BEGIN Supplied records

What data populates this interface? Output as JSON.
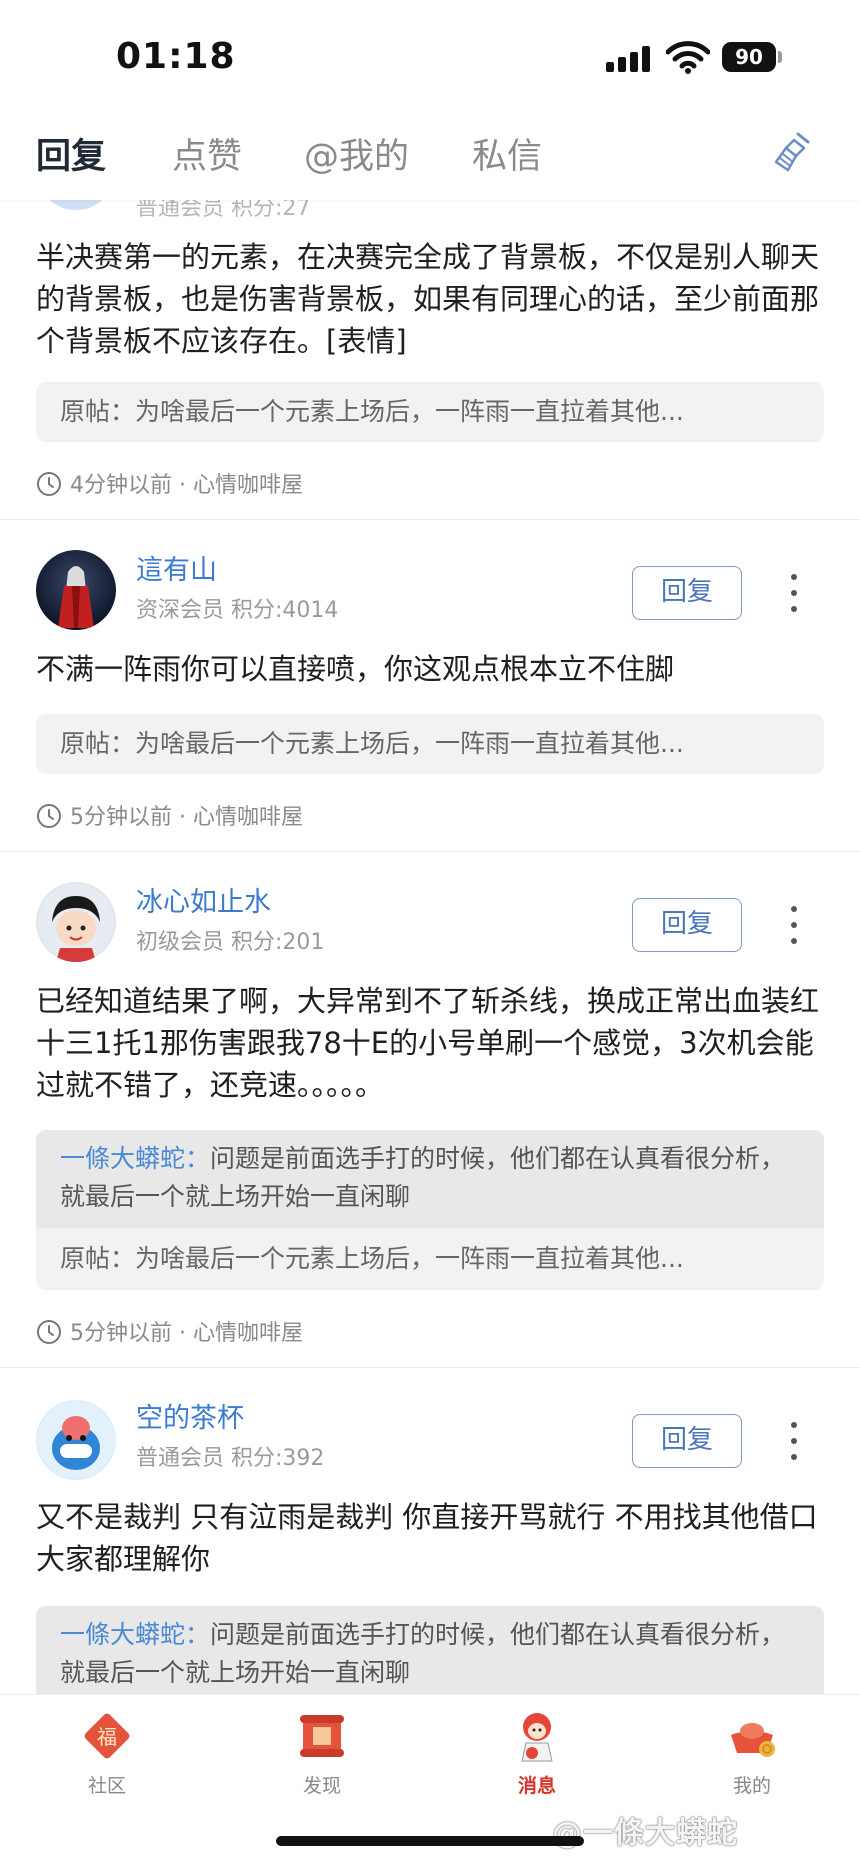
{
  "status_bar": {
    "time": "01:18",
    "battery": "90"
  },
  "tabs": [
    {
      "label": "回复",
      "active": true
    },
    {
      "label": "点赞",
      "active": false
    },
    {
      "label": "@我的",
      "active": false
    },
    {
      "label": "私信",
      "active": false
    }
  ],
  "clear_icon": "broom-icon",
  "posts": [
    {
      "username": "",
      "member": "普通会员 积分:27",
      "content": "半决赛第一的元素，在决赛完全成了背景板，不仅是别人聊天的背景板，也是伤害背景板，如果有同理心的话，至少前面那个背景板不应该存在。[表情]",
      "original": "原帖：为啥最后一个元素上场后，一阵雨一直拉着其他...",
      "time": "4分钟以前 · 心情咖啡屋"
    },
    {
      "username": "這有山",
      "member": "资深会员 积分:4014",
      "reply_label": "回复",
      "content": "不满一阵雨你可以直接喷，你这观点根本立不住脚",
      "original": "原帖：为啥最后一个元素上场后，一阵雨一直拉着其他...",
      "time": "5分钟以前 · 心情咖啡屋"
    },
    {
      "username": "冰心如止水",
      "member": "初级会员 积分:201",
      "reply_label": "回复",
      "content": "已经知道结果了啊，大异常到不了斩杀线，换成正常出血装红十三1托1那伤害跟我78十E的小号单刷一个感觉，3次机会能过就不错了，还竞速。。。。。",
      "quoted_user": "一條大蟒蛇：",
      "quoted_text": "问题是前面选手打的时候，他们都在认真看很分析，就最后一个就上场开始一直闲聊",
      "original": "原帖：为啥最后一个元素上场后，一阵雨一直拉着其他...",
      "time": "5分钟以前 · 心情咖啡屋"
    },
    {
      "username": "空的茶杯",
      "member": "普通会员 积分:392",
      "reply_label": "回复",
      "content": "又不是裁判 只有泣雨是裁判 你直接开骂就行 不用找其他借口 大家都理解你",
      "quoted_user": "一條大蟒蛇：",
      "quoted_text": "问题是前面选手打的时候，他们都在认真看很分析，就最后一个就上场开始一直闲聊"
    }
  ],
  "bottom_nav": [
    {
      "label": "社区",
      "icon": "fu-community-icon",
      "active": false
    },
    {
      "label": "发现",
      "icon": "discover-scroll-icon",
      "active": false
    },
    {
      "label": "消息",
      "icon": "message-mascot-icon",
      "active": true
    },
    {
      "label": "我的",
      "icon": "gold-ingot-icon",
      "active": false
    }
  ],
  "watermark": "@一條大蟒蛇",
  "colors": {
    "accent_blue": "#3b7bd1",
    "active_red": "#d9342b"
  }
}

END Supplied records

--- What this task involves ---
Return each line from the material above exactly, but not the pictures.

--- Worked answer ---
What data populates this interface? Output as JSON.
{
  "status_bar": {
    "time": "01:18",
    "battery": "90"
  },
  "tabs": [
    {
      "label": "回复",
      "active": true
    },
    {
      "label": "点赞",
      "active": false
    },
    {
      "label": "@我的",
      "active": false
    },
    {
      "label": "私信",
      "active": false
    }
  ],
  "clear_icon": "broom-icon",
  "posts": [
    {
      "username": "",
      "member": "普通会员 积分:27",
      "content": "半决赛第一的元素，在决赛完全成了背景板，不仅是别人聊天的背景板，也是伤害背景板，如果有同理心的话，至少前面那个背景板不应该存在。[表情]",
      "original": "原帖：为啥最后一个元素上场后，一阵雨一直拉着其他...",
      "time": "4分钟以前 · 心情咖啡屋"
    },
    {
      "username": "這有山",
      "member": "资深会员 积分:4014",
      "reply_label": "回复",
      "content": "不满一阵雨你可以直接喷，你这观点根本立不住脚",
      "original": "原帖：为啥最后一个元素上场后，一阵雨一直拉着其他...",
      "time": "5分钟以前 · 心情咖啡屋"
    },
    {
      "username": "冰心如止水",
      "member": "初级会员 积分:201",
      "reply_label": "回复",
      "content": "已经知道结果了啊，大异常到不了斩杀线，换成正常出血装红十三1托1那伤害跟我78十E的小号单刷一个感觉，3次机会能过就不错了，还竞速。。。。。",
      "quoted_user": "一條大蟒蛇：",
      "quoted_text": "问题是前面选手打的时候，他们都在认真看很分析，就最后一个就上场开始一直闲聊",
      "original": "原帖：为啥最后一个元素上场后，一阵雨一直拉着其他...",
      "time": "5分钟以前 · 心情咖啡屋"
    },
    {
      "username": "空的茶杯",
      "member": "普通会员 积分:392",
      "reply_label": "回复",
      "content": "又不是裁判 只有泣雨是裁判 你直接开骂就行 不用找其他借口 大家都理解你",
      "quoted_user": "一條大蟒蛇：",
      "quoted_text": "问题是前面选手打的时候，他们都在认真看很分析，就最后一个就上场开始一直闲聊"
    }
  ],
  "bottom_nav": [
    {
      "label": "社区",
      "icon": "fu-community-icon",
      "active": false
    },
    {
      "label": "发现",
      "icon": "discover-scroll-icon",
      "active": false
    },
    {
      "label": "消息",
      "icon": "message-mascot-icon",
      "active": true
    },
    {
      "label": "我的",
      "icon": "gold-ingot-icon",
      "active": false
    }
  ],
  "watermark": "@一條大蟒蛇",
  "colors": {
    "accent_blue": "#3b7bd1",
    "active_red": "#d9342b"
  }
}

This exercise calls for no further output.